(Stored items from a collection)
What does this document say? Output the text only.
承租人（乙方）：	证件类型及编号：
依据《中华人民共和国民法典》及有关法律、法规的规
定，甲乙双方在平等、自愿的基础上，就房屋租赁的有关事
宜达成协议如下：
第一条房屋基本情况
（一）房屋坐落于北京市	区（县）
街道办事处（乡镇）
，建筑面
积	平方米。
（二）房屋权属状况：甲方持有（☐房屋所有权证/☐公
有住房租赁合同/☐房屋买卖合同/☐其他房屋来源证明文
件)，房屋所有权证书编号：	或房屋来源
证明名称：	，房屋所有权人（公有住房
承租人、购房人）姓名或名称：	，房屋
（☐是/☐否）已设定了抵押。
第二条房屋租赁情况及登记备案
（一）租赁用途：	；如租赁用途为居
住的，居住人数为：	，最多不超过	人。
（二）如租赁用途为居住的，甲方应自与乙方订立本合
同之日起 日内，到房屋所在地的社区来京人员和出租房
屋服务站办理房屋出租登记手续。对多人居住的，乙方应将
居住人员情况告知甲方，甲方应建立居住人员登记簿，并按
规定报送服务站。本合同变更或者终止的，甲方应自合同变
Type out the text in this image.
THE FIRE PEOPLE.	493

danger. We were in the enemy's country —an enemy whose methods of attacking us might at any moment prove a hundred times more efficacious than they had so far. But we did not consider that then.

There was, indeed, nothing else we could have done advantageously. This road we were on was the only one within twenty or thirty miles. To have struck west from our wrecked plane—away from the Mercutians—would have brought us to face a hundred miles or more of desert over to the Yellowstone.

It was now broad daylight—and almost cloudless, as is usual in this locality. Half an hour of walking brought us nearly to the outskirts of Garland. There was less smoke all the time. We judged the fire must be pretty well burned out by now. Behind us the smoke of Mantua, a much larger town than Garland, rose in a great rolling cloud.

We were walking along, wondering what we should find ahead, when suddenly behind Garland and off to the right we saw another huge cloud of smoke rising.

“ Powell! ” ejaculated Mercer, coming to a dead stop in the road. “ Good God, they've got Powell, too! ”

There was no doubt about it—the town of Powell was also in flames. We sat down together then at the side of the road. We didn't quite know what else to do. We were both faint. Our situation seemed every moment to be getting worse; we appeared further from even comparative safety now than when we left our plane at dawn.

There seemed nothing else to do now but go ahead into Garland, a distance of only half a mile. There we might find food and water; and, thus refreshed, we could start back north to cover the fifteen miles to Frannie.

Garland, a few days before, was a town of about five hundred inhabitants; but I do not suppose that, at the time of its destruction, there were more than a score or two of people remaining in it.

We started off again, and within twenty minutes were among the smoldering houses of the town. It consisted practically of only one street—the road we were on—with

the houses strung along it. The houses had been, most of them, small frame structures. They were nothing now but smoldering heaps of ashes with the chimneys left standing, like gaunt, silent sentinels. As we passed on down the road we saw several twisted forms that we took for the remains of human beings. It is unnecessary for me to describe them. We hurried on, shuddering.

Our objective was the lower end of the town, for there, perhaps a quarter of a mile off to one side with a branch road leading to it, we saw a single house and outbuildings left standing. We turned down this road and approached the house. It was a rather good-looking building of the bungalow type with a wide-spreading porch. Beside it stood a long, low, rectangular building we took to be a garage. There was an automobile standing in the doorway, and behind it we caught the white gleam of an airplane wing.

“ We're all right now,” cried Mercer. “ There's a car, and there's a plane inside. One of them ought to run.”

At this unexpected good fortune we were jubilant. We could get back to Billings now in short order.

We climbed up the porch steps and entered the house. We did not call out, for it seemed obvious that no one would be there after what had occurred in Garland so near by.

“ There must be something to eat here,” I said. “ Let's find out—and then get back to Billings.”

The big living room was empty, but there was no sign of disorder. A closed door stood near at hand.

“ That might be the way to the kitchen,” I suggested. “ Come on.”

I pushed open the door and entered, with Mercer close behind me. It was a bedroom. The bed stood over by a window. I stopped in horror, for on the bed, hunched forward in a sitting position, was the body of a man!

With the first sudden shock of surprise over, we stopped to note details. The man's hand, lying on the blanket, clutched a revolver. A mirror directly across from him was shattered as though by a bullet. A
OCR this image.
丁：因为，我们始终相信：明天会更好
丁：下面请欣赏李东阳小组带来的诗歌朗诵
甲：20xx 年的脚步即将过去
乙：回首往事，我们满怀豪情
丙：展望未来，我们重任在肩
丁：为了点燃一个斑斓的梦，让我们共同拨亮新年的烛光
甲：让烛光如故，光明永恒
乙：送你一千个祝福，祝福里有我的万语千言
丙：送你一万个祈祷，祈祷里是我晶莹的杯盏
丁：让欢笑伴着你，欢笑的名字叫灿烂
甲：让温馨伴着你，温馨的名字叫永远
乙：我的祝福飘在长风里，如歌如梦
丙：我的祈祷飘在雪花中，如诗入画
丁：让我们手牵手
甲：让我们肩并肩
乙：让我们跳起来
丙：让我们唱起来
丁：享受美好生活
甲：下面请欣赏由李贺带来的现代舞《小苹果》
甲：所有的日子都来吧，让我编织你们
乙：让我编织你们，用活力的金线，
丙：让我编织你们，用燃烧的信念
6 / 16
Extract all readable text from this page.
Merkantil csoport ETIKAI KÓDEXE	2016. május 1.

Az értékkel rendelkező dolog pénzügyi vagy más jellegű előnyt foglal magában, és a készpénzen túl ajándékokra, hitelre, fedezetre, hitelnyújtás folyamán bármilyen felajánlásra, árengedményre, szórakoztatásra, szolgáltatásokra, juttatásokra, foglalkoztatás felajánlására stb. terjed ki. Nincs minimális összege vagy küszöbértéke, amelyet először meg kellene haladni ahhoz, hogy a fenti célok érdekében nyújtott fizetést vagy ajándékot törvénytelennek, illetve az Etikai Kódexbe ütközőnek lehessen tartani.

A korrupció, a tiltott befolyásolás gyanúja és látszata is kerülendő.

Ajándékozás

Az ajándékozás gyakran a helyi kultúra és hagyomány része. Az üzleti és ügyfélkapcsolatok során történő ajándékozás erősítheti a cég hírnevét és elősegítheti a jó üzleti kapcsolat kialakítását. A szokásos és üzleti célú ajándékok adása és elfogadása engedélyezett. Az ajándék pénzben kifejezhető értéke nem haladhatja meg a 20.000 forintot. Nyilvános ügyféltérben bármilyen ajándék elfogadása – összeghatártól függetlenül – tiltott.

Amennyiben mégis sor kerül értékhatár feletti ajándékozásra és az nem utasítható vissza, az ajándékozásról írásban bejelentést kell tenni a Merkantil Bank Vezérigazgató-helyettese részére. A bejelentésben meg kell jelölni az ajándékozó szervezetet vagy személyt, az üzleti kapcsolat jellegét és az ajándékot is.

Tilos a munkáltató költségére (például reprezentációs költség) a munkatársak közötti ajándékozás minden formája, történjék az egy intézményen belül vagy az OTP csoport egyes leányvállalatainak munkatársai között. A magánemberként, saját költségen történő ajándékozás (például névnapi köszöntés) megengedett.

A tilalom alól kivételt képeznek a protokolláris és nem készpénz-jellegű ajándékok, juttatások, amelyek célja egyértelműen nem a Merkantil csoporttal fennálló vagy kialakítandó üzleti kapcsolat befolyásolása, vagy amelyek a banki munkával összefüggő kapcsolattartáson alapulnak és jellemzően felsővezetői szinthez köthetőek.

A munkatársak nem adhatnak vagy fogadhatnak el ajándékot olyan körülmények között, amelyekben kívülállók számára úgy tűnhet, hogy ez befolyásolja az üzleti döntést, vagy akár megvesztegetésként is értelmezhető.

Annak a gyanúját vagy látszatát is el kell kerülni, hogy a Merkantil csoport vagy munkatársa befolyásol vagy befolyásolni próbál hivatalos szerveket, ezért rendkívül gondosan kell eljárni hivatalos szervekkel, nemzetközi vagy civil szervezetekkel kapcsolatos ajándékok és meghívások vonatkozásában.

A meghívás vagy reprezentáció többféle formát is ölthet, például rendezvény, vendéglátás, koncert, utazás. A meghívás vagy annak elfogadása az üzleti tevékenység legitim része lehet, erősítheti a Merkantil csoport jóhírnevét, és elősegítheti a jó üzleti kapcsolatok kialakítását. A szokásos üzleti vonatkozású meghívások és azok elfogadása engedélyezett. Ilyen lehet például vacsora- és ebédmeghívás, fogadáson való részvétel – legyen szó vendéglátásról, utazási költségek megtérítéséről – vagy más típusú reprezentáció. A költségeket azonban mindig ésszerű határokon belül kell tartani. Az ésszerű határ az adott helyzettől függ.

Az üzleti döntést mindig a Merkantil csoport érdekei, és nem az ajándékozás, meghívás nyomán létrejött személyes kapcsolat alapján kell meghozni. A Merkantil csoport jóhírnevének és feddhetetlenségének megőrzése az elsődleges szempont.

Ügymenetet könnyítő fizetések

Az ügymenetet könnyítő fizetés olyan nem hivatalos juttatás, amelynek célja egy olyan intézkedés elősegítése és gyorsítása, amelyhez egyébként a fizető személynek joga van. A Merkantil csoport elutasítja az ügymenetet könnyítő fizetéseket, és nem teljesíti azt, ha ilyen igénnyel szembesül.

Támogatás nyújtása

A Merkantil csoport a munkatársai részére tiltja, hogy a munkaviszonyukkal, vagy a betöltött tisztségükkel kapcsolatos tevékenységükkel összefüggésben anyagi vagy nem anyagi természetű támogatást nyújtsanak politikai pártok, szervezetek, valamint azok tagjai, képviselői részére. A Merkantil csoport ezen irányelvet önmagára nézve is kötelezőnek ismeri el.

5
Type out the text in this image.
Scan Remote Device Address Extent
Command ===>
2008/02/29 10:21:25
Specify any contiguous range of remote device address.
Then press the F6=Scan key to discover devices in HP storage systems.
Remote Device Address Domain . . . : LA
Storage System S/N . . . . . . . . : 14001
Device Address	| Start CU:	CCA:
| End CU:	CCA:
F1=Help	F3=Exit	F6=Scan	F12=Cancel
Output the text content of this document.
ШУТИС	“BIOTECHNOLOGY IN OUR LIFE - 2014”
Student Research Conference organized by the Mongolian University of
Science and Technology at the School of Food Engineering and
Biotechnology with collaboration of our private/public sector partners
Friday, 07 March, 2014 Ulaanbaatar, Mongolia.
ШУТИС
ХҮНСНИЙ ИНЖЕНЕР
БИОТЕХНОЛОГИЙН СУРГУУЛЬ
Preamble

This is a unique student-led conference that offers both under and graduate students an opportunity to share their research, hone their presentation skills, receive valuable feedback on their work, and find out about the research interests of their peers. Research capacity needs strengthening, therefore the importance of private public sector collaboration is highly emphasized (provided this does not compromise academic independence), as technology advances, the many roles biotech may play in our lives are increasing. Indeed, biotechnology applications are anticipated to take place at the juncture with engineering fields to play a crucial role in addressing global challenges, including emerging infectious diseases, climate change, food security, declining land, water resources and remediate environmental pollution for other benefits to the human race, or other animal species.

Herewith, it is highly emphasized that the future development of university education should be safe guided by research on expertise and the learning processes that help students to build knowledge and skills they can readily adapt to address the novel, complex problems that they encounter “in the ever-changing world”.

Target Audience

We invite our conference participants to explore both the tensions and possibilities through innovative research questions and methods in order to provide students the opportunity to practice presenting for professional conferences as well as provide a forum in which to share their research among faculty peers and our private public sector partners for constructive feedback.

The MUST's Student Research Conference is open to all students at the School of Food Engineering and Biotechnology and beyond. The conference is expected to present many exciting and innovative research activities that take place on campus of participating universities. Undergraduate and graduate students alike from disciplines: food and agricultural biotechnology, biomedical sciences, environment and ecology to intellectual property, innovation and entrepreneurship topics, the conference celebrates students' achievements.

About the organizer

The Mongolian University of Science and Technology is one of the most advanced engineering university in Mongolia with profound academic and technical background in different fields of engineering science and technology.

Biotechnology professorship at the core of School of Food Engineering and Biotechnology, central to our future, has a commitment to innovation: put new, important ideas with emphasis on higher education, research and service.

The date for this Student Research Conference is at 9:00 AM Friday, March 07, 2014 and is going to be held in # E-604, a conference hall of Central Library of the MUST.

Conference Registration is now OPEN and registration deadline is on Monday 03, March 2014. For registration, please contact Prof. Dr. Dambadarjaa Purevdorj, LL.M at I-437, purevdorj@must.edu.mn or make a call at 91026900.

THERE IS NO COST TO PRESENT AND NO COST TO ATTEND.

◆ **Challenge**
From the material above, copy each line that includes the word "take".

◆ **Reply to the exercise**
This is a unique student-led conference that offers both under and graduate students an opportunity to share their research, hone their presentation skills, receive valuable feedback on their work, and find out about the research interests of their peers. Research capacity needs strengthening, therefore the importance of private public sector collaboration is highly emphasized (provided this does not compromise academic independence), as technology advances, the many roles biotech may play in our lives are increasing. Indeed, biotechnology applications are anticipated to take place at the juncture with engineering fields to play a crucial role in addressing global challenges, including emerging infectious diseases, climate change, food security, declining land, water resources and remediate environmental pollution for other benefits to the human race, or other animal species.
The MUST's Student Research Conference is open to all students at the School of Food Engineering and Biotechnology and beyond. The conference is expected to present many exciting and innovative research activities that take place on campus of participating universities. Undergraduate and graduate students alike from disciplines: food and agricultural biotechnology, biomedical sciences, environment and ecology to intellectual property, innovation and entrepreneurship topics, the conference celebrates students' achievements.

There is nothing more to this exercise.